[Items from a dataset]
►

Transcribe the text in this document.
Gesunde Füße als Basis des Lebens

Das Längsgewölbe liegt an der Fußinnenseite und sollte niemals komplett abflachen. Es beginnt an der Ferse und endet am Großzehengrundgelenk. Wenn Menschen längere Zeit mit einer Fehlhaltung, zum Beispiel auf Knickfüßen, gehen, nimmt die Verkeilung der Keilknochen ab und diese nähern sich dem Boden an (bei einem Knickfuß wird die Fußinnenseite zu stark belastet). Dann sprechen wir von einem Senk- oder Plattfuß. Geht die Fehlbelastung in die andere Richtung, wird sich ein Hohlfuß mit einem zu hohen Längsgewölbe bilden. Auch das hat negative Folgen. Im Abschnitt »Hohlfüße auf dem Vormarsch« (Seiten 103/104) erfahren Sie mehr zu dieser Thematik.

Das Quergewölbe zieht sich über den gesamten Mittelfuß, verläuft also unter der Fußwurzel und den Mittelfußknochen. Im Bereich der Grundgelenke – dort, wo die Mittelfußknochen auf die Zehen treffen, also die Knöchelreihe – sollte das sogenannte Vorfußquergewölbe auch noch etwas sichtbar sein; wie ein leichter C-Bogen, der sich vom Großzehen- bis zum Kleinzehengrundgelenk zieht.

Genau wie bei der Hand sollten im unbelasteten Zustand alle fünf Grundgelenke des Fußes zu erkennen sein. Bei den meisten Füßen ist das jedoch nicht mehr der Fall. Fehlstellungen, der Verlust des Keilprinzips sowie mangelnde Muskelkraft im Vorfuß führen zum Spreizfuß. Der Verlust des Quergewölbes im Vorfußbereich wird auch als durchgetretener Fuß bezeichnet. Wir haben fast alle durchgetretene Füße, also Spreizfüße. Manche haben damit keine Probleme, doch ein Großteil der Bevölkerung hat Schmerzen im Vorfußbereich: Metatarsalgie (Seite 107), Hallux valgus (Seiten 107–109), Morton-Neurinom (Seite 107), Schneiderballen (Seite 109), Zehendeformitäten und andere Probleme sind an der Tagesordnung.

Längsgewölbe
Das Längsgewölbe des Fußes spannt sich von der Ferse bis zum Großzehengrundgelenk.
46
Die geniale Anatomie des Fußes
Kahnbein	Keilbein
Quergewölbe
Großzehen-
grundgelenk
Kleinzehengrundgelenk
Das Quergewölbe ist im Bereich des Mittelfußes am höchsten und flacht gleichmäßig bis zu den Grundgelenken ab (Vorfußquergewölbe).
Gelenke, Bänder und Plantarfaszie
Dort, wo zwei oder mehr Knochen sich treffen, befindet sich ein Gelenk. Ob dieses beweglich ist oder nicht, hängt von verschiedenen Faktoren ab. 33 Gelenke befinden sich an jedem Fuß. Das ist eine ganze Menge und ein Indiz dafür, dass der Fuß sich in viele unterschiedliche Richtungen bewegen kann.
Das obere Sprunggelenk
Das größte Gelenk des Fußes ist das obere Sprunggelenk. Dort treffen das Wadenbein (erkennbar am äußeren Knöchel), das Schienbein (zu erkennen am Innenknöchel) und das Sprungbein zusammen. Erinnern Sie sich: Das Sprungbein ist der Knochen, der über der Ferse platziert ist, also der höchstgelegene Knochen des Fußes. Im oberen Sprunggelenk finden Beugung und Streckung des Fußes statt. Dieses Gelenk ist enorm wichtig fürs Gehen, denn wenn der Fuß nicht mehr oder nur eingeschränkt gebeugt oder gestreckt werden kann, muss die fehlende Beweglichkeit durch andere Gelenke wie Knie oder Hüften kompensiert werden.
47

◄

- Job -
Give back all the data exactly as written.

- Solution below -
Transcribe the text in this document.
Gesunde Füße als Basis des Lebens

Das Längsgewölbe liegt an der Fußinnenseite und sollte niemals komplett abflachen. Es beginnt an der Ferse und endet am Großzehengrundgelenk. Wenn Menschen längere Zeit mit einer Fehlhaltung, zum Beispiel auf Knickfüßen, gehen, nimmt die Verkeilung der Keilknochen ab und diese nähern sich dem Boden an (bei einem Knickfuß wird die Fußinnenseite zu stark belastet). Dann sprechen wir von einem Senk- oder Plattfuß. Geht die Fehlbelastung in die andere Richtung, wird sich ein Hohlfuß mit einem zu hohen Längsgewölbe bilden. Auch das hat negative Folgen. Im Abschnitt »Hohlfüße auf dem Vormarsch« (Seiten 103/104) erfahren Sie mehr zu dieser Thematik.

Das Quergewölbe zieht sich über den gesamten Mittelfuß, verläuft also unter der Fußwurzel und den Mittelfußknochen. Im Bereich der Grundgelenke – dort, wo die Mittelfußknochen auf die Zehen treffen, also die Knöchelreihe – sollte das sogenannte Vorfußquergewölbe auch noch etwas sichtbar sein; wie ein leichter C-Bogen, der sich vom Großzehen- bis zum Kleinzehengrundgelenk zieht.

Genau wie bei der Hand sollten im unbelasteten Zustand alle fünf Grundgelenke des Fußes zu erkennen sein. Bei den meisten Füßen ist das jedoch nicht mehr der Fall. Fehlstellungen, der Verlust des Keilprinzips sowie mangelnde Muskelkraft im Vorfuß führen zum Spreizfuß. Der Verlust des Quergewölbes im Vorfußbereich wird auch als durchgetretener Fuß bezeichnet. Wir haben fast alle durchgetretene Füße, also Spreizfüße. Manche haben damit keine Probleme, doch ein Großteil der Bevölkerung hat Schmerzen im Vorfußbereich: Metatarsalgie (Seite 107), Hallux valgus (Seiten 107–109), Morton-Neurinom (Seite 107), Schneiderballen (Seite 109), Zehendeformitäten und andere Probleme sind an der Tagesordnung.

Längsgewölbe
Das Längsgewölbe des Fußes spannt sich von der Ferse bis zum Großzehengrundgelenk.
46
Die geniale Anatomie des Fußes
Kahnbein	Keilbein
Quergewölbe
Großzehen-
grundgelenk
Kleinzehengrundgelenk
Das Quergewölbe ist im Bereich des Mittelfußes am höchsten und flacht gleichmäßig bis zu den Grundgelenken ab (Vorfußquergewölbe).
Gelenke, Bänder und Plantarfaszie
Dort, wo zwei oder mehr Knochen sich treffen, befindet sich ein Gelenk. Ob dieses beweglich ist oder nicht, hängt von verschiedenen Faktoren ab. 33 Gelenke befinden sich an jedem Fuß. Das ist eine ganze Menge und ein Indiz dafür, dass der Fuß sich in viele unterschiedliche Richtungen bewegen kann.
Das obere Sprunggelenk
Das größte Gelenk des Fußes ist das obere Sprunggelenk. Dort treffen das Wadenbein (erkennbar am äußeren Knöchel), das Schienbein (zu erkennen am Innenknöchel) und das Sprungbein zusammen. Erinnern Sie sich: Das Sprungbein ist der Knochen, der über der Ferse platziert ist, also der höchstgelegene Knochen des Fußes. Im oberen Sprunggelenk finden Beugung und Streckung des Fußes statt. Dieses Gelenk ist enorm wichtig fürs Gehen, denn wenn der Fuß nicht mehr oder nur eingeschränkt gebeugt oder gestreckt werden kann, muss die fehlende Beweglichkeit durch andere Gelenke wie Knie oder Hüften kompensiert werden.
47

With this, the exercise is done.